PROMPT: Please set out the rows below as a Markdown table with the columns No. and Entry, numbering each row and leaving out any blank lines.

## begin EXERCISE DATA

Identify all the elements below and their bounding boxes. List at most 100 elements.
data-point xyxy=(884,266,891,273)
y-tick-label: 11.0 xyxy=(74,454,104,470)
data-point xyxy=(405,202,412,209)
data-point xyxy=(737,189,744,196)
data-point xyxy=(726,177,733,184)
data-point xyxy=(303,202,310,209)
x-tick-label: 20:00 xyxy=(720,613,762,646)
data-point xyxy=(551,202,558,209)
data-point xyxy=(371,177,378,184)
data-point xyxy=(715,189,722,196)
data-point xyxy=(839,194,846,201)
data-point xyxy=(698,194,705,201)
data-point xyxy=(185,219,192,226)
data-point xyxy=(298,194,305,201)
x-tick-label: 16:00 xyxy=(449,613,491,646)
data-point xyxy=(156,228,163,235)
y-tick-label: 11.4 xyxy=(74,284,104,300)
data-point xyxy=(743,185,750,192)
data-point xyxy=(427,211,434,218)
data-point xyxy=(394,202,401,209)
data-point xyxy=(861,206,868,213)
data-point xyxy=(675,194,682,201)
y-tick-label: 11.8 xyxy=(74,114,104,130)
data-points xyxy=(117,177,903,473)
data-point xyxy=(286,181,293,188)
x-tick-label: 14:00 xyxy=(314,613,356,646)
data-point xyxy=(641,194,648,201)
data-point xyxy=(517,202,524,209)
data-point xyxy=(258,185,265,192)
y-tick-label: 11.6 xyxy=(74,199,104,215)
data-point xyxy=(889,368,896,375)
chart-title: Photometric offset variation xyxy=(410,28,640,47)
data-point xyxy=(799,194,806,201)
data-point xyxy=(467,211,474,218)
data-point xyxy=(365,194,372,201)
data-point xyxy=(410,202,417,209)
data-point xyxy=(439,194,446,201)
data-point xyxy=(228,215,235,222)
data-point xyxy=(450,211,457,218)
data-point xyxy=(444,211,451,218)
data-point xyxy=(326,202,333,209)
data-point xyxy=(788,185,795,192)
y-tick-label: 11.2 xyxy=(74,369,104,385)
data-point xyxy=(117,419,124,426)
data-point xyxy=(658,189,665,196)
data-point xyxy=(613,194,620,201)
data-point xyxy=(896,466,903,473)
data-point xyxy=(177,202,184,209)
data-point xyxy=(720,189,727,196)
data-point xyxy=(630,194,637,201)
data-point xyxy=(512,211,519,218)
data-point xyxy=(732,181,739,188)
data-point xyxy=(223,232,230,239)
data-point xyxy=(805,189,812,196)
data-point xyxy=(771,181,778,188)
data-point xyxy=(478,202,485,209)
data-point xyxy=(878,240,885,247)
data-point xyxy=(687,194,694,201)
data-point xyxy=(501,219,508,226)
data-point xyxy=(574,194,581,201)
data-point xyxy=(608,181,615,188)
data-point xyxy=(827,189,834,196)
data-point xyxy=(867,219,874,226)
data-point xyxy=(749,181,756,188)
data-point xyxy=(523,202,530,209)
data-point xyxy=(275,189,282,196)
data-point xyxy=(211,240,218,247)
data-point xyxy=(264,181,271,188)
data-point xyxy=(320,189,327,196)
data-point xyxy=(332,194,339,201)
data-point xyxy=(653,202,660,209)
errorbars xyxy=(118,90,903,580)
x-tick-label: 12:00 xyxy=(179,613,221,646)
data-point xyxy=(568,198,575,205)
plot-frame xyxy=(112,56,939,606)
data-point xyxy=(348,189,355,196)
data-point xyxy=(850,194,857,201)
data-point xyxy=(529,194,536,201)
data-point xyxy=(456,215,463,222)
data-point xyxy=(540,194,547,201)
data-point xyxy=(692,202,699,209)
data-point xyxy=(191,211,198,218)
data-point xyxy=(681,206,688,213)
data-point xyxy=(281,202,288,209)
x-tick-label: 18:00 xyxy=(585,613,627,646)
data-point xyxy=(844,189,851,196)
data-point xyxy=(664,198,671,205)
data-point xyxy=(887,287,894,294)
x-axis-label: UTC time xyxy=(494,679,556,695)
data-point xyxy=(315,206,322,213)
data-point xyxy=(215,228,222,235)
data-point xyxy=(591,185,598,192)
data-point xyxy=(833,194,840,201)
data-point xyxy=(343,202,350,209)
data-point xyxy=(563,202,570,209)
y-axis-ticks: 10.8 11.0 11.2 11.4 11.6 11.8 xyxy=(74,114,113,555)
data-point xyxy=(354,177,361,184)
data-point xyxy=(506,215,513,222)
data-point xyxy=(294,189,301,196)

## end EXERCISE DATA

REPLY:
| No. | Entry |
|---|---|
| 1 | Identify all the elements below and their bounding boxes. List at most 100 elements. |
| 2 | data-point xyxy=(884,266,891,273) |
| 3 | y-tick-label: 11.0 xyxy=(74,454,104,470) |
| 4 | data-point xyxy=(405,202,412,209) |
| 5 | data-point xyxy=(737,189,744,196) |
| 6 | data-point xyxy=(726,177,733,184) |
| 7 | data-point xyxy=(303,202,310,209) |
| 8 | x-tick-label: 20:00 xyxy=(720,613,762,646) |
| 9 | data-point xyxy=(551,202,558,209) |
| 10 | data-point xyxy=(371,177,378,184) |
| 11 | data-point xyxy=(715,189,722,196) |
| 12 | data-point xyxy=(839,194,846,201) |
| 13 | data-point xyxy=(698,194,705,201) |
| 14 | data-point xyxy=(185,219,192,226) |
| 15 | data-point xyxy=(298,194,305,201) |
| 16 | x-tick-label: 16:00 xyxy=(449,613,491,646) |
| 17 | data-point xyxy=(156,228,163,235) |
| 18 | y-tick-label: 11.4 xyxy=(74,284,104,300) |
| 19 | data-point xyxy=(743,185,750,192) |
| 20 | data-point xyxy=(427,211,434,218) |
| 21 | data-point xyxy=(394,202,401,209) |
| 22 | data-point xyxy=(861,206,868,213) |
| 23 | data-point xyxy=(675,194,682,201) |
| 24 | y-tick-label: 11.8 xyxy=(74,114,104,130) |
| 25 | data-points xyxy=(117,177,903,473) |
| 26 | data-point xyxy=(286,181,293,188) |
| 27 | x-tick-label: 14:00 xyxy=(314,613,356,646) |
| 28 | data-point xyxy=(641,194,648,201) |
| 29 | data-point xyxy=(517,202,524,209) |
| 30 | data-point xyxy=(258,185,265,192) |
| 31 | y-tick-label: 11.6 xyxy=(74,199,104,215) |
| 32 | data-point xyxy=(889,368,896,375) |
| 33 | chart-title: Photometric offset variation xyxy=(410,28,640,47) |
| 34 | data-point xyxy=(799,194,806,201) |
| 35 | data-point xyxy=(467,211,474,218) |
| 36 | data-point xyxy=(365,194,372,201) |
| 37 | data-point xyxy=(410,202,417,209) |
| 38 | data-point xyxy=(439,194,446,201) |
| 39 | data-point xyxy=(228,215,235,222) |
| 40 | data-point xyxy=(450,211,457,218) |
| 41 | data-point xyxy=(444,211,451,218) |
| 42 | data-point xyxy=(326,202,333,209) |
| 43 | data-point xyxy=(788,185,795,192) |
| 44 | y-tick-label: 11.2 xyxy=(74,369,104,385) |
| 45 | data-point xyxy=(117,419,124,426) |
| 46 | data-point xyxy=(658,189,665,196) |
| 47 | data-point xyxy=(613,194,620,201) |
| 48 | data-point xyxy=(896,466,903,473) |
| 49 | data-point xyxy=(177,202,184,209) |
| 50 | data-point xyxy=(720,189,727,196) |
| 51 | data-point xyxy=(630,194,637,201) |
| 52 | data-point xyxy=(512,211,519,218) |
| 53 | data-point xyxy=(732,181,739,188) |
| 54 | data-point xyxy=(223,232,230,239) |
| 55 | data-point xyxy=(805,189,812,196) |
| 56 | data-point xyxy=(771,181,778,188) |
| 57 | data-point xyxy=(478,202,485,209) |
| 58 | data-point xyxy=(878,240,885,247) |
| 59 | data-point xyxy=(687,194,694,201) |
| 60 | data-point xyxy=(501,219,508,226) |
| 61 | data-point xyxy=(574,194,581,201) |
| 62 | data-point xyxy=(608,181,615,188) |
| 63 | data-point xyxy=(827,189,834,196) |
| 64 | data-point xyxy=(867,219,874,226) |
| 65 | data-point xyxy=(749,181,756,188) |
| 66 | data-point xyxy=(523,202,530,209) |
| 67 | data-point xyxy=(275,189,282,196) |
| 68 | data-point xyxy=(211,240,218,247) |
| 69 | data-point xyxy=(264,181,271,188) |
| 70 | data-point xyxy=(320,189,327,196) |
| 71 | data-point xyxy=(332,194,339,201) |
| 72 | data-point xyxy=(653,202,660,209) |
| 73 | errorbars xyxy=(118,90,903,580) |
| 74 | x-tick-label: 12:00 xyxy=(179,613,221,646) |
| 75 | data-point xyxy=(568,198,575,205) |
| 76 | plot-frame xyxy=(112,56,939,606) |
| 77 | data-point xyxy=(348,189,355,196) |
| 78 | data-point xyxy=(850,194,857,201) |
| 79 | data-point xyxy=(529,194,536,201) |
| 80 | data-point xyxy=(456,215,463,222) |
| 81 | data-point xyxy=(540,194,547,201) |
| 82 | data-point xyxy=(692,202,699,209) |
| 83 | data-point xyxy=(191,211,198,218) |
| 84 | data-point xyxy=(681,206,688,213) |
| 85 | data-point xyxy=(281,202,288,209) |
| 86 | x-tick-label: 18:00 xyxy=(585,613,627,646) |
| 87 | data-point xyxy=(844,189,851,196) |
| 88 | data-point xyxy=(664,198,671,205) |
| 89 | data-point xyxy=(887,287,894,294) |
| 90 | x-axis-label: UTC time xyxy=(494,679,556,695) |
| 91 | data-point xyxy=(315,206,322,213) |
| 92 | data-point xyxy=(215,228,222,235) |
| 93 | data-point xyxy=(591,185,598,192) |
| 94 | data-point xyxy=(833,194,840,201) |
| 95 | data-point xyxy=(343,202,350,209) |
| 96 | data-point xyxy=(563,202,570,209) |
| 97 | y-axis-ticks: 10.8 11.0 11.2 11.4 11.6 11.8 xyxy=(74,114,113,555) |
| 98 | data-point xyxy=(354,177,361,184) |
| 99 | data-point xyxy=(506,215,513,222) |
| 100 | data-point xyxy=(294,189,301,196) |